(Dataset entries)
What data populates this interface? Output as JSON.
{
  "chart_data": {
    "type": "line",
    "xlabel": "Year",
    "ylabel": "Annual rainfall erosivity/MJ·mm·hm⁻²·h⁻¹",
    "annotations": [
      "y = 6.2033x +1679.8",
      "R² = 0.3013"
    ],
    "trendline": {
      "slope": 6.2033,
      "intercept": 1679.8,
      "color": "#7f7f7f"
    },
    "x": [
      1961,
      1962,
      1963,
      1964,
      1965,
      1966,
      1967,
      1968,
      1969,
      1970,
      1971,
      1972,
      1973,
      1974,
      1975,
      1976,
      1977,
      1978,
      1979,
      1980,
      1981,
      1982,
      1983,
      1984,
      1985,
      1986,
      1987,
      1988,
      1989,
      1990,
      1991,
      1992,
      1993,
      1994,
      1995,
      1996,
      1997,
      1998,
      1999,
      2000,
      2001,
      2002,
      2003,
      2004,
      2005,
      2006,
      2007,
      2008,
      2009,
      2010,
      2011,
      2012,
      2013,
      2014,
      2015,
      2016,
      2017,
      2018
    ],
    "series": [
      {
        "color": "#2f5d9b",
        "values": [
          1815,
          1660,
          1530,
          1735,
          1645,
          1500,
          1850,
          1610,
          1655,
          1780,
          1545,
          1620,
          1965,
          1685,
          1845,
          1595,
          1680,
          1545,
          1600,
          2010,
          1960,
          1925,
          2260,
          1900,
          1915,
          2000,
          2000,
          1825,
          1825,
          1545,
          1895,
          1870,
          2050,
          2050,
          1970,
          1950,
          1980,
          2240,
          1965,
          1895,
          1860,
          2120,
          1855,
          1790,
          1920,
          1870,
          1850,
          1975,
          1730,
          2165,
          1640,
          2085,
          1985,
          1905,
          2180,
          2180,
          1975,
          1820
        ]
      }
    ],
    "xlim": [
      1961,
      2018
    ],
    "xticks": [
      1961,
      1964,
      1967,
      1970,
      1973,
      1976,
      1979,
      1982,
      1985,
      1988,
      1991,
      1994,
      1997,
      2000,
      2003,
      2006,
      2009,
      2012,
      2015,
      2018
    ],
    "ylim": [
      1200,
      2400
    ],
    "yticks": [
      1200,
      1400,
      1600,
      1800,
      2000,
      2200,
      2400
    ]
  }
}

→ Directions
Extract the full set of entries word for word.

→ Output
What data populates this interface? Output as JSON.
{
  "chart_data": {
    "type": "line",
    "xlabel": "Year",
    "ylabel": "Annual rainfall erosivity/MJ·mm·hm⁻²·h⁻¹",
    "annotations": [
      "y = 6.2033x +1679.8",
      "R² = 0.3013"
    ],
    "trendline": {
      "slope": 6.2033,
      "intercept": 1679.8,
      "color": "#7f7f7f"
    },
    "x": [
      1961,
      1962,
      1963,
      1964,
      1965,
      1966,
      1967,
      1968,
      1969,
      1970,
      1971,
      1972,
      1973,
      1974,
      1975,
      1976,
      1977,
      1978,
      1979,
      1980,
      1981,
      1982,
      1983,
      1984,
      1985,
      1986,
      1987,
      1988,
      1989,
      1990,
      1991,
      1992,
      1993,
      1994,
      1995,
      1996,
      1997,
      1998,
      1999,
      2000,
      2001,
      2002,
      2003,
      2004,
      2005,
      2006,
      2007,
      2008,
      2009,
      2010,
      2011,
      2012,
      2013,
      2014,
      2015,
      2016,
      2017,
      2018
    ],
    "series": [
      {
        "color": "#2f5d9b",
        "values": [
          1815,
          1660,
          1530,
          1735,
          1645,
          1500,
          1850,
          1610,
          1655,
          1780,
          1545,
          1620,
          1965,
          1685,
          1845,
          1595,
          1680,
          1545,
          1600,
          2010,
          1960,
          1925,
          2260,
          1900,
          1915,
          2000,
          2000,
          1825,
          1825,
          1545,
          1895,
          1870,
          2050,
          2050,
          1970,
          1950,
          1980,
          2240,
          1965,
          1895,
          1860,
          2120,
          1855,
          1790,
          1920,
          1870,
          1850,
          1975,
          1730,
          2165,
          1640,
          2085,
          1985,
          1905,
          2180,
          2180,
          1975,
          1820
        ]
      }
    ],
    "xlim": [
      1961,
      2018
    ],
    "xticks": [
      1961,
      1964,
      1967,
      1970,
      1973,
      1976,
      1979,
      1982,
      1985,
      1988,
      1991,
      1994,
      1997,
      2000,
      2003,
      2006,
      2009,
      2012,
      2015,
      2018
    ],
    "ylim": [
      1200,
      2400
    ],
    "yticks": [
      1200,
      1400,
      1600,
      1800,
      2000,
      2200,
      2400
    ]
  }
}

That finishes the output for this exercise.